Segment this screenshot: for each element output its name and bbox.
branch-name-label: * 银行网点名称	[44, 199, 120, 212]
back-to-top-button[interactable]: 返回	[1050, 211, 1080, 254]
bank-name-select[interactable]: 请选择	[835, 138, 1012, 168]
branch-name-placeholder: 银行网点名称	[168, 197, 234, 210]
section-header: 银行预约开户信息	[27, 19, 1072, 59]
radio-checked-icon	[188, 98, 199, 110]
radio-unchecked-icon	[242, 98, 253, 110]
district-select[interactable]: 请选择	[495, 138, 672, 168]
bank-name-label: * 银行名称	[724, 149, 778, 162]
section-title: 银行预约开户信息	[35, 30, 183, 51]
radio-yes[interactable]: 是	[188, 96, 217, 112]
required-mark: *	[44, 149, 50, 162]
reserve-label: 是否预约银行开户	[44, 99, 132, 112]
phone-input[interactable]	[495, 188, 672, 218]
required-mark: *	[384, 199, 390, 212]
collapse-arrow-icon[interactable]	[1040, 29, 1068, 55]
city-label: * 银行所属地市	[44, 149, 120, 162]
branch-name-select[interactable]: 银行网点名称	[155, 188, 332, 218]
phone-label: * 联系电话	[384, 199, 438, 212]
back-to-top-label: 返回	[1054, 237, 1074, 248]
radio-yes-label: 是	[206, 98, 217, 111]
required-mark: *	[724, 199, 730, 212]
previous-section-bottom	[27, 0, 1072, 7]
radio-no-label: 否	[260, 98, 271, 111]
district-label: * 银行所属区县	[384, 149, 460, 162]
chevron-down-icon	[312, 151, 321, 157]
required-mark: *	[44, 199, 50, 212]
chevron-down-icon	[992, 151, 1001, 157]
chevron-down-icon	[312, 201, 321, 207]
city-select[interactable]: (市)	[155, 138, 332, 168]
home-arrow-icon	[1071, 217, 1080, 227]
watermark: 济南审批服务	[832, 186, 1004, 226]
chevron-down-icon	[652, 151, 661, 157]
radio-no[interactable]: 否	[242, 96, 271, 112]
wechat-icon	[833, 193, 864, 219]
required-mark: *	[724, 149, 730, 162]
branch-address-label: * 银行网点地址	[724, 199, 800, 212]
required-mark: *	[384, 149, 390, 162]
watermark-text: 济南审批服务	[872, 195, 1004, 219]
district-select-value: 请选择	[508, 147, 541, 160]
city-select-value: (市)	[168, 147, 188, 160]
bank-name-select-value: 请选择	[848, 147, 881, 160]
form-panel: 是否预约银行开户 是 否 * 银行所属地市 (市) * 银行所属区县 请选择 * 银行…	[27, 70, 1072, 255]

**Exercise task**.
Reproduce word for word the stretch of the material above from its opening line through the line containing "149, 778, 162]", including both of those lines.

**Solution**.
Segment this screenshot: for each element output its name and bbox.
branch-name-label: * 银行网点名称	[44, 199, 120, 212]
back-to-top-button[interactable]: 返回	[1050, 211, 1080, 254]
bank-name-select[interactable]: 请选择	[835, 138, 1012, 168]
branch-name-placeholder: 银行网点名称	[168, 197, 234, 210]
section-header: 银行预约开户信息	[27, 19, 1072, 59]
radio-checked-icon	[188, 98, 199, 110]
radio-unchecked-icon	[242, 98, 253, 110]
district-select[interactable]: 请选择	[495, 138, 672, 168]
bank-name-label: * 银行名称	[724, 149, 778, 162]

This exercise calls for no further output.